**Your task:** Look through the material and copy each line holding "ในการเกษตร".

Dataset items
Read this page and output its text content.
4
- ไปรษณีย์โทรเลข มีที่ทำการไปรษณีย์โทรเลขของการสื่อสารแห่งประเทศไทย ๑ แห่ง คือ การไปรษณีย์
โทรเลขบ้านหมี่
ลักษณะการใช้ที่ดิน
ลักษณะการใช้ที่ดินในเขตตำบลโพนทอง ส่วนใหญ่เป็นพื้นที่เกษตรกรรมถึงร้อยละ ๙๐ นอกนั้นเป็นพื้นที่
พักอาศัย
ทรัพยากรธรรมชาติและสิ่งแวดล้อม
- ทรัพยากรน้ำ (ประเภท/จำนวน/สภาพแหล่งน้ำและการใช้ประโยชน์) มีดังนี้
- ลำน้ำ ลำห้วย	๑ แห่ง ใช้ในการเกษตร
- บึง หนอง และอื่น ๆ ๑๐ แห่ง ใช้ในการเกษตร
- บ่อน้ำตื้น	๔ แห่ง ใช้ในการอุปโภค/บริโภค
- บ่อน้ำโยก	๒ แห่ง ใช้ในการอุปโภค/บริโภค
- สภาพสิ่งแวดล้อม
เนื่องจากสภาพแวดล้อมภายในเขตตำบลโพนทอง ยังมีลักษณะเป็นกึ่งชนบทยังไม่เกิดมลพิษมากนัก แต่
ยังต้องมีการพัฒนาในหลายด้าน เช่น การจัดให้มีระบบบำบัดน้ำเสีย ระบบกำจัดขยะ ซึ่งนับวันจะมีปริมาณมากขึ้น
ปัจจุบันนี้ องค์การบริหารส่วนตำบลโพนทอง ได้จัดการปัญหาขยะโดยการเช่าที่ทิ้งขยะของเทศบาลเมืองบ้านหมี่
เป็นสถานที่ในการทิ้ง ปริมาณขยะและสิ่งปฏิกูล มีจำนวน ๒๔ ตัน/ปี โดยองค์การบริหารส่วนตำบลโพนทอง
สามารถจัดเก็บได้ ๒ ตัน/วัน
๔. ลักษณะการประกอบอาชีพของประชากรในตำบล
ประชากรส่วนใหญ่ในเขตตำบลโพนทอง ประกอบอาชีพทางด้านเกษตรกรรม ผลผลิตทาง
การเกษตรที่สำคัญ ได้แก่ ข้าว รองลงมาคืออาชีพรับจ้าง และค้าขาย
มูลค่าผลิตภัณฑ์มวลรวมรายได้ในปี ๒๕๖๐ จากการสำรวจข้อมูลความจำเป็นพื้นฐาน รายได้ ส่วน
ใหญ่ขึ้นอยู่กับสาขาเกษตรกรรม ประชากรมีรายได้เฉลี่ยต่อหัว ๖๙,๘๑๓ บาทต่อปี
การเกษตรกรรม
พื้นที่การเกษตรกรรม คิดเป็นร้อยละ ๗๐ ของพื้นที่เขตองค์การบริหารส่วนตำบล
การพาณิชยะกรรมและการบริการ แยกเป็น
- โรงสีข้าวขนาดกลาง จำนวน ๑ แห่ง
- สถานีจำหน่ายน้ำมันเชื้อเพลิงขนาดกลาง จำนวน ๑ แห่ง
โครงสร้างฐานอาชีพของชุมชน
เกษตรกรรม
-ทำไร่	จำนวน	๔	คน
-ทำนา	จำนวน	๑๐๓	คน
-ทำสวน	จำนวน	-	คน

**Written answer:**
- ลำน้ำ ลำห้วย	๑ แห่ง ใช้ในการเกษตร
- บึง หนอง และอื่น ๆ ๑๐ แห่ง ใช้ในการเกษตร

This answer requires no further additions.